** START OF DATA SUPPLIED **
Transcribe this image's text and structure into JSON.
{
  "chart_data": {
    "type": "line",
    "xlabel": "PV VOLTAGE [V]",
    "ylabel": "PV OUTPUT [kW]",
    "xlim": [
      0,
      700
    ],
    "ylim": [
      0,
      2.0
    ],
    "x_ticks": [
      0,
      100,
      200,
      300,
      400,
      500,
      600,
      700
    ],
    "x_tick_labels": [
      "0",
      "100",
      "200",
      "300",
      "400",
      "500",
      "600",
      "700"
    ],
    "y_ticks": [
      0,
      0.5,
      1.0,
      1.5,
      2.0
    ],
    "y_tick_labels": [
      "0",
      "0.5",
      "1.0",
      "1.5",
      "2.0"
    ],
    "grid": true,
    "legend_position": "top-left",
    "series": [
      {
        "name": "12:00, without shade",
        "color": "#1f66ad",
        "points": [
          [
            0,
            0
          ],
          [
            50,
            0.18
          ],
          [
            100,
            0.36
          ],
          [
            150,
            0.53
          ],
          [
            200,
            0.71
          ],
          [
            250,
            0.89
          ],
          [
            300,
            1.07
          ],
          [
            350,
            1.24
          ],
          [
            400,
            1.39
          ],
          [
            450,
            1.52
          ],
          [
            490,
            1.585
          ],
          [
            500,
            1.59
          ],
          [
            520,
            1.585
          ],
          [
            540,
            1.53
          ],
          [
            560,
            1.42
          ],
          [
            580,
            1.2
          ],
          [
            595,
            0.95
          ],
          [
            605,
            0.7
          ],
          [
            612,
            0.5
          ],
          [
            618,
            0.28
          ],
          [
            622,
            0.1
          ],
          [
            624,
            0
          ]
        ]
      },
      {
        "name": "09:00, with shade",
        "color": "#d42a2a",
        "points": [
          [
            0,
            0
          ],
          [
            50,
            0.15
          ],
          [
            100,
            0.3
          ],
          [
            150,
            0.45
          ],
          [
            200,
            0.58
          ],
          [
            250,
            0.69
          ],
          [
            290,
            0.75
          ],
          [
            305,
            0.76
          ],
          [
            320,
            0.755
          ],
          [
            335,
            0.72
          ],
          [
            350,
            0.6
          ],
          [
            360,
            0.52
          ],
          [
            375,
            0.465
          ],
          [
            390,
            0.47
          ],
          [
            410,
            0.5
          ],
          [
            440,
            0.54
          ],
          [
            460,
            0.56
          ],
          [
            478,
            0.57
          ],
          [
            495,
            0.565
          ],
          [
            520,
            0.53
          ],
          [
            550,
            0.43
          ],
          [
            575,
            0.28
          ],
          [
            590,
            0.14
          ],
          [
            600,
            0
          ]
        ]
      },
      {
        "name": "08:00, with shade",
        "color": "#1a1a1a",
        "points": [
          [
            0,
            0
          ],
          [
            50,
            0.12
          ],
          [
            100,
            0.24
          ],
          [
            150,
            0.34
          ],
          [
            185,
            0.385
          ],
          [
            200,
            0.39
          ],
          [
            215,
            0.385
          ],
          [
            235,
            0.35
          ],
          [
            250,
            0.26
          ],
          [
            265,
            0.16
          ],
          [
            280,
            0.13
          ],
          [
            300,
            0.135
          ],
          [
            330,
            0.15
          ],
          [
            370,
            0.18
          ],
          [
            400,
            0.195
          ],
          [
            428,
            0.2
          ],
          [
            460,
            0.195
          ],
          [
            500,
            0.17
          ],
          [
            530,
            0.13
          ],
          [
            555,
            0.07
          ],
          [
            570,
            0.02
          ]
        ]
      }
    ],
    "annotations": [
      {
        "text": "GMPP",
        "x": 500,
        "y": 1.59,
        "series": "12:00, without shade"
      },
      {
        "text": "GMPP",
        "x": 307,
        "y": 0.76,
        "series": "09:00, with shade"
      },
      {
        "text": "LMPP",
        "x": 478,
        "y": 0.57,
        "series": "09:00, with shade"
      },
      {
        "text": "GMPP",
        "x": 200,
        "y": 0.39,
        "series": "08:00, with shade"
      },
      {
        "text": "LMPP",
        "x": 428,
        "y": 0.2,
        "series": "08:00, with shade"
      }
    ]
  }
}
** END OF DATA SUPPLIED **
(TASK OBJECTIVE) How many lines of the listing include the string "shade"? Answer with the number alone.

(CORRECT RESPONSE) 8